● DATA LISTING
━━━━━━━━━━━━━━━━━━━━
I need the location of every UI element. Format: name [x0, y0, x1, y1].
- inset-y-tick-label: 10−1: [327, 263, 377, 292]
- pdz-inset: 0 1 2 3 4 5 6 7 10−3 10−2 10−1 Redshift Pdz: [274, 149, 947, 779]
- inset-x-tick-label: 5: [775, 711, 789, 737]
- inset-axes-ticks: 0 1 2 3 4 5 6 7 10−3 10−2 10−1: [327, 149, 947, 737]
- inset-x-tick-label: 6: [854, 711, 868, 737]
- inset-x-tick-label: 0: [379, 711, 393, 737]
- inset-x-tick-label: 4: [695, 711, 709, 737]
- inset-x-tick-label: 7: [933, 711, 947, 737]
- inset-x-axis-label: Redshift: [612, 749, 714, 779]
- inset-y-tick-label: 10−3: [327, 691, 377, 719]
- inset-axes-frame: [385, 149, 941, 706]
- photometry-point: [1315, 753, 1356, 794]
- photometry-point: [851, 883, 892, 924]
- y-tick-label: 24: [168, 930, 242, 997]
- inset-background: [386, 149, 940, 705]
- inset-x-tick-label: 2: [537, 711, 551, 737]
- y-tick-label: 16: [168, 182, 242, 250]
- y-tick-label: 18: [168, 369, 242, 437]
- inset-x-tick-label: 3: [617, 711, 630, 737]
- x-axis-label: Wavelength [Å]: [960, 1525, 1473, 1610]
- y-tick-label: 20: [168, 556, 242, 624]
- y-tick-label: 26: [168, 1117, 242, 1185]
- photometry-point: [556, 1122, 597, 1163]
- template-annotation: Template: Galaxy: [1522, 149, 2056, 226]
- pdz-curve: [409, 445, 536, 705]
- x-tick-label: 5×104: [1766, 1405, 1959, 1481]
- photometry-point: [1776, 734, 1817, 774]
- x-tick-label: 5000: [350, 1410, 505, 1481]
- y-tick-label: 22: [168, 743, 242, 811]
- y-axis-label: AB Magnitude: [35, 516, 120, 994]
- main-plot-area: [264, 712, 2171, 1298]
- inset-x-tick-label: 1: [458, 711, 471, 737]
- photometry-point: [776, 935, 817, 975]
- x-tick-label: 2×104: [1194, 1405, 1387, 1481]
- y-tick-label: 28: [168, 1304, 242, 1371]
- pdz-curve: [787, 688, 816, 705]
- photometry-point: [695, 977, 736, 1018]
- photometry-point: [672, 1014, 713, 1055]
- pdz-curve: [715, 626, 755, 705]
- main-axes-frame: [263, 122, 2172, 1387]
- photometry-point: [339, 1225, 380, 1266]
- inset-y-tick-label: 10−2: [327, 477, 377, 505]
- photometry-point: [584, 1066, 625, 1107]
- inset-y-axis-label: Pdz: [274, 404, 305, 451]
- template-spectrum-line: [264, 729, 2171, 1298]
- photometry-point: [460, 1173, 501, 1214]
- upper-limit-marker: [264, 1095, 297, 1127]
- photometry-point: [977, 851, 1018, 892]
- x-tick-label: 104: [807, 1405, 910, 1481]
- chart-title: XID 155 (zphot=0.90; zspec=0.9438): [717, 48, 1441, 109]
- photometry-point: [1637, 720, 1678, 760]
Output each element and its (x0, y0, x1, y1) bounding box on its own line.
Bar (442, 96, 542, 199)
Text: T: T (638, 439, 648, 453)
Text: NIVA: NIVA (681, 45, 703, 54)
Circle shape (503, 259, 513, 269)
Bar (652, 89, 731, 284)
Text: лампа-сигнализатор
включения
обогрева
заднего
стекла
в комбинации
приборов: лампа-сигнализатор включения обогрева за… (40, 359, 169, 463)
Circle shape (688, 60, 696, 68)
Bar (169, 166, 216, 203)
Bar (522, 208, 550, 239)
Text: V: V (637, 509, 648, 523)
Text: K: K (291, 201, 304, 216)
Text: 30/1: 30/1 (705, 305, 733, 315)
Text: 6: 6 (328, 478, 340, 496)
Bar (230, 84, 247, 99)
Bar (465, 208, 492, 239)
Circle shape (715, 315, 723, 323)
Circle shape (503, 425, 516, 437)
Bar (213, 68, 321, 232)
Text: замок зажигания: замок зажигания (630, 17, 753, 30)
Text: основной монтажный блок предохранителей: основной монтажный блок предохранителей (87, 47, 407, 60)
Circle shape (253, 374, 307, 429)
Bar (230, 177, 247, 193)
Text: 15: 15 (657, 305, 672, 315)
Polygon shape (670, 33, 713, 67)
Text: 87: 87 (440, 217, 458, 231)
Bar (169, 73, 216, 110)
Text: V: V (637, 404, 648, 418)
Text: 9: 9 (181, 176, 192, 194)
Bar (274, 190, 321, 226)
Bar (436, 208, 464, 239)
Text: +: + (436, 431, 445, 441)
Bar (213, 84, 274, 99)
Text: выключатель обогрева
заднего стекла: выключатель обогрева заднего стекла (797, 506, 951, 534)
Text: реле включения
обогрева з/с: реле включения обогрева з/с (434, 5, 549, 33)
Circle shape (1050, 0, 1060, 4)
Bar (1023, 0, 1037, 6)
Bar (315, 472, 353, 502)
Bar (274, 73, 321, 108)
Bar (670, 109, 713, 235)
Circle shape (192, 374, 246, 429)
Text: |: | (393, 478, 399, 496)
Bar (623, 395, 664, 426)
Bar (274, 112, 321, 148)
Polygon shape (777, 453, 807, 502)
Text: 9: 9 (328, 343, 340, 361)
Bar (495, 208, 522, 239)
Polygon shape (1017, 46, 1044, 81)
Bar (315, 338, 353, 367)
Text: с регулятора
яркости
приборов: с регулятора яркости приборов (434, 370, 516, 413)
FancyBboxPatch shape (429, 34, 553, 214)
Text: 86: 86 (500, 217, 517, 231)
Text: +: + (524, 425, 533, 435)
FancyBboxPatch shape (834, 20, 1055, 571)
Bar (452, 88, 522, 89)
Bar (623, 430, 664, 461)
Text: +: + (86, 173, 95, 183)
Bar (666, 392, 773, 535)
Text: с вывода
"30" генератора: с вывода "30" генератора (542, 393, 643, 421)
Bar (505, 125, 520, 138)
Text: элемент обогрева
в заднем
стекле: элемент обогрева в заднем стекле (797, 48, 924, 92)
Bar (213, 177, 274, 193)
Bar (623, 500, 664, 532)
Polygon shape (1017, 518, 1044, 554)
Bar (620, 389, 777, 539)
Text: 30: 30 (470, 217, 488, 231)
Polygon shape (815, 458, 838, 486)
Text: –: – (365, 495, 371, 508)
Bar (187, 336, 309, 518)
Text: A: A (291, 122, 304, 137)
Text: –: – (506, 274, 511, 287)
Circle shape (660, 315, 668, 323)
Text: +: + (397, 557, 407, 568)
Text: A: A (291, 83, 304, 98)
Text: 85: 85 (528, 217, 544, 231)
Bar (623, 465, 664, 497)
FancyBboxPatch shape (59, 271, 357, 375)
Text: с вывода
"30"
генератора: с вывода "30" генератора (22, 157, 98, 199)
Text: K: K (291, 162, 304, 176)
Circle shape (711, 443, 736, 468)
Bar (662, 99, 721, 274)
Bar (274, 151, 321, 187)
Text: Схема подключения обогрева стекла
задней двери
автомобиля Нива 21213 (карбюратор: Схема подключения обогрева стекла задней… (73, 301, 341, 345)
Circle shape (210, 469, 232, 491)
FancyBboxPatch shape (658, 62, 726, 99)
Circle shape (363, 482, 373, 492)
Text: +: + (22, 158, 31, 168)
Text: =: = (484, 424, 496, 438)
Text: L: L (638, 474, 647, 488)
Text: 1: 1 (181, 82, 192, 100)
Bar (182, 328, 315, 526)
━━━━━━━━━━━━━━━━━━━━
● PROBLEM DESCRIPTION
Gather every line in the items above that contains the string "axes" and copy each one. Matching is case-sensitive.

● WRITTEN RESPONSE
- inset-axes-ticks: 0 1 2 3 4 5 6 7 10−3 10−2 10−1: [327, 149, 947, 737]
- inset-axes-frame: [385, 149, 941, 706]
- main-axes-frame: [263, 122, 2172, 1387]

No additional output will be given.